(Dataset records)
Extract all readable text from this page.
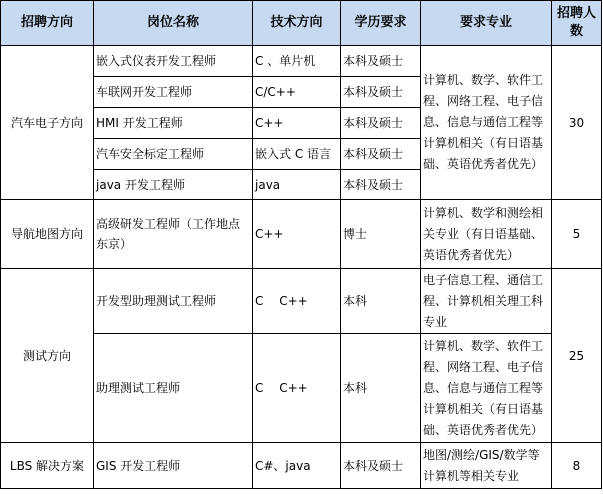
招聘方向	岗位名称	技术方向	学历要求	要求专业	招聘人数
汽车电子方向	嵌入式仪表开发工程师	C 、单片机	本科及硕士	计算机、数学、软件工程、网络工程、电子信息、信息与通信工程等计算机相关（有日语基础、英语优秀者优先）	30
	车联网开发工程师	C/C++	本科及硕士		
	HMI 开发工程师	C++	本科及硕士		
	汽车安全标定工程师	嵌入式 C 语言	本科及硕士		
	java 开发工程师	java	本科及硕士		
导航地图方向	高级研发工程师（工作地点东京）	C++	博士	计算机、数学和测绘相关专业（有日语基础、英语优秀者优先）	5
测试方向	开发型助理测试工程师	C　 C++	本科	电子信息工程、通信工程、计算机相关理工科专业	25
	助理测试工程师	C　 C++	本科	计算机、数学、软件工程、网络工程、电子信息、信息与通信工程等计算机相关（有日语基础、英语优秀者优先）	
LBS 解决方案	GIS 开发工程师	C#、java	本科及硕士	地图/测绘/GIS/数学等计算机等相关专业	8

§ Brief
Each record above should be copied character for character, with pictures dropped.

§ Task response
Extract all readable text from this page.
招聘方向	岗位名称	技术方向	学历要求	要求专业	招聘人数
汽车电子方向	嵌入式仪表开发工程师	C 、单片机	本科及硕士	计算机、数学、软件工程、网络工程、电子信息、信息与通信工程等计算机相关（有日语基础、英语优秀者优先）	30
	车联网开发工程师	C/C++	本科及硕士		
	HMI 开发工程师	C++	本科及硕士		
	汽车安全标定工程师	嵌入式 C 语言	本科及硕士		
	java 开发工程师	java	本科及硕士		
导航地图方向	高级研发工程师（工作地点东京）	C++	博士	计算机、数学和测绘相关专业（有日语基础、英语优秀者优先）	5
测试方向	开发型助理测试工程师	C　 C++	本科	电子信息工程、通信工程、计算机相关理工科专业	25
	助理测试工程师	C　 C++	本科	计算机、数学、软件工程、网络工程、电子信息、信息与通信工程等计算机相关（有日语基础、英语优秀者优先）	
LBS 解决方案	GIS 开发工程师	C#、java	本科及硕士	地图/测绘/GIS/数学等计算机等相关专业	8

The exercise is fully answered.